▶ [Task instructions] Copy every line from the data below in which the string "price" can be found.

(Items from a figure collection)
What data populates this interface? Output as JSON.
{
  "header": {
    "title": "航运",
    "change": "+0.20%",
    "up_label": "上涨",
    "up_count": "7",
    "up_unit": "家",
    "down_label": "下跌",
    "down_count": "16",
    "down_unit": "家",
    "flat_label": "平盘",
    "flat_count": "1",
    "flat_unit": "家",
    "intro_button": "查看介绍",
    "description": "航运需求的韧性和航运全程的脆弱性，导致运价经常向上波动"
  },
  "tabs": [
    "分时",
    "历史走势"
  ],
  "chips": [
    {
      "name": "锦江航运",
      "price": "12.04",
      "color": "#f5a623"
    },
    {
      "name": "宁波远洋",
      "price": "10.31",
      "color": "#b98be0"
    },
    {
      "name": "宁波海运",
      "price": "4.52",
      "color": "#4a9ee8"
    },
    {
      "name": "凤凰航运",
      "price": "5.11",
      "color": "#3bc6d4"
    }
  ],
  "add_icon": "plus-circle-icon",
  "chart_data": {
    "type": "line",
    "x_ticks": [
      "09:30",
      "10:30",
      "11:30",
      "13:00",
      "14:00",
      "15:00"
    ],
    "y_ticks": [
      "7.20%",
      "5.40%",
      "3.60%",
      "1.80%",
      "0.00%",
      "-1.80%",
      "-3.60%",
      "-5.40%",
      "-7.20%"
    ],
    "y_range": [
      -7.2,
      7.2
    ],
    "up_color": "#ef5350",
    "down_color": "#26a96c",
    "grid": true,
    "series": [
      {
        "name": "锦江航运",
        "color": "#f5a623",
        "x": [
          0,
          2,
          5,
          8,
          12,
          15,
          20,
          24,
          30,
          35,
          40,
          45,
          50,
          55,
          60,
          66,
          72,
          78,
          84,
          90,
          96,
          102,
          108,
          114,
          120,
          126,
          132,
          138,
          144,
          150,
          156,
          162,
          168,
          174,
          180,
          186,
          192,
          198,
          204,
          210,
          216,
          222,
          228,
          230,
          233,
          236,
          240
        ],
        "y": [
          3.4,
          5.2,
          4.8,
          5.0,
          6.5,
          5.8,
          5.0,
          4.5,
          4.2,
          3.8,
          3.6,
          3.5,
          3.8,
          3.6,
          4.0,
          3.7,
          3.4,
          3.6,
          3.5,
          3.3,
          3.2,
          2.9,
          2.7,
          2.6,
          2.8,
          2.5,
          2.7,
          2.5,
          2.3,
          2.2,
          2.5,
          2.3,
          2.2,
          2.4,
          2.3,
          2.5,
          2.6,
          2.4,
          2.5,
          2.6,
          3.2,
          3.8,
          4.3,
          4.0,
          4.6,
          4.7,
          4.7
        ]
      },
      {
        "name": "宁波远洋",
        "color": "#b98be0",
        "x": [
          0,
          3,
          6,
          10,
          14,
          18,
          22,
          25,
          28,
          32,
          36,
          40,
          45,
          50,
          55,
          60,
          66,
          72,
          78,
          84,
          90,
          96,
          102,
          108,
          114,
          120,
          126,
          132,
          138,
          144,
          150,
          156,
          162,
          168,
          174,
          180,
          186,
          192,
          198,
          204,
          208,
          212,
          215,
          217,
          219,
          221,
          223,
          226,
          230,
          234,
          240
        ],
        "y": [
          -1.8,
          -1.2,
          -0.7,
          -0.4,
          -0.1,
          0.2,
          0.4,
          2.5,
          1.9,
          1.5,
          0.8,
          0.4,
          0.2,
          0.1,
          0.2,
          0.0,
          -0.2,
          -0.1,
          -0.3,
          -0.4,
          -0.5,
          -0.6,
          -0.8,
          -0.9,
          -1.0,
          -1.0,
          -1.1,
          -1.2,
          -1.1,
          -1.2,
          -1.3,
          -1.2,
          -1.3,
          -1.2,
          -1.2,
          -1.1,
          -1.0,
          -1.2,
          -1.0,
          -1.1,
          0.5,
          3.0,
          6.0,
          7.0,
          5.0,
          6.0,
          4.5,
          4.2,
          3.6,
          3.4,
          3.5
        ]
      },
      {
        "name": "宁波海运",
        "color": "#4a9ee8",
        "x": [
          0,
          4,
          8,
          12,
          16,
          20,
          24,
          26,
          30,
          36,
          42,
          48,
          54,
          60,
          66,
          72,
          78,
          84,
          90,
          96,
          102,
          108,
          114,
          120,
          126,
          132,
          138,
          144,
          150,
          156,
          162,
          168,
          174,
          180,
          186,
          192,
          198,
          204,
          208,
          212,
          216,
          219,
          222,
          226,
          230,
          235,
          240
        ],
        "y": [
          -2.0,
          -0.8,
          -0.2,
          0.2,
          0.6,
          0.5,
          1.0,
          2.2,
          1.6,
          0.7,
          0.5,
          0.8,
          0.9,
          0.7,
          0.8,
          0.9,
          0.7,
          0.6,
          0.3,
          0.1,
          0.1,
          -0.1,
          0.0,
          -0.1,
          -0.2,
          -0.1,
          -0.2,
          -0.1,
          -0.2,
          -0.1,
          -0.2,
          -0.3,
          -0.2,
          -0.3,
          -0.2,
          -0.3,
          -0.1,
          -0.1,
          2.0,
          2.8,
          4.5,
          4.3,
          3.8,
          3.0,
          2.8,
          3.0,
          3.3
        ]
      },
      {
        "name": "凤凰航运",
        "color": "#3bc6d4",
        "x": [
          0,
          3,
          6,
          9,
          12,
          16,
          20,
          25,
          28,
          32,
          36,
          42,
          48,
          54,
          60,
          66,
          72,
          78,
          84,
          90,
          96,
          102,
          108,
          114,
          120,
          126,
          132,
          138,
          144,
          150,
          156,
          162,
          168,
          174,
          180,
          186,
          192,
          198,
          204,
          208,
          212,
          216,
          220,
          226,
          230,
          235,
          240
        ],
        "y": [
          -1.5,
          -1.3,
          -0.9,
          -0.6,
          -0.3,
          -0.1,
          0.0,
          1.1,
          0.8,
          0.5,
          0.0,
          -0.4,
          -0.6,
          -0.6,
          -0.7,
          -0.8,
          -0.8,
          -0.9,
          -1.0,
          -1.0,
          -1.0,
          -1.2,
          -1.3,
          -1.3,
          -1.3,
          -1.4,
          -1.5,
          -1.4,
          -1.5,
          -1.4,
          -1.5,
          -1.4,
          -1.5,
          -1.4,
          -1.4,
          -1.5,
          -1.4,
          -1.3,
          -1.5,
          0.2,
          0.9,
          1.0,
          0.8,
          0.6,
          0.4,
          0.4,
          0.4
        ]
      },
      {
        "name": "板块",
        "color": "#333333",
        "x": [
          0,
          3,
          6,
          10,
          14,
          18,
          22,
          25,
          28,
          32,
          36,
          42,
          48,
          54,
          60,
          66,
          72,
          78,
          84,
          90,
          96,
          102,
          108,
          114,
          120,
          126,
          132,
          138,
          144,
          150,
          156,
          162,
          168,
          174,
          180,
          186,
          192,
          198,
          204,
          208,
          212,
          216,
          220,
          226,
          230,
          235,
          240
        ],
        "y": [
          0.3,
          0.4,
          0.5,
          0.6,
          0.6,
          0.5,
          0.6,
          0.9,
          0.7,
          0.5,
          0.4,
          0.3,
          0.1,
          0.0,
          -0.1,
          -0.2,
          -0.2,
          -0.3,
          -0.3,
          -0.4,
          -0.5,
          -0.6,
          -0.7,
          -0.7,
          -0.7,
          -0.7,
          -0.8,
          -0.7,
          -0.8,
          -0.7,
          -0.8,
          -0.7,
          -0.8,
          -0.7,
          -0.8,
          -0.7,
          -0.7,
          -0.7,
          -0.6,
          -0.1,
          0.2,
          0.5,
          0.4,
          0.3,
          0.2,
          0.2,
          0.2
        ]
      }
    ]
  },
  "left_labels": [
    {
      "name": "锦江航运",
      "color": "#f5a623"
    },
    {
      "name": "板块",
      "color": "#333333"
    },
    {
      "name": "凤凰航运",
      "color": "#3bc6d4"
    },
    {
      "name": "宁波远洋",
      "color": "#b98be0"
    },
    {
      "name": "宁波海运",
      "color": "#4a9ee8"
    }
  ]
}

▶ [Worked solution]
      "price": "12.04",
      "price": "10.31",
      "price": "4.52",
      "price": "5.11",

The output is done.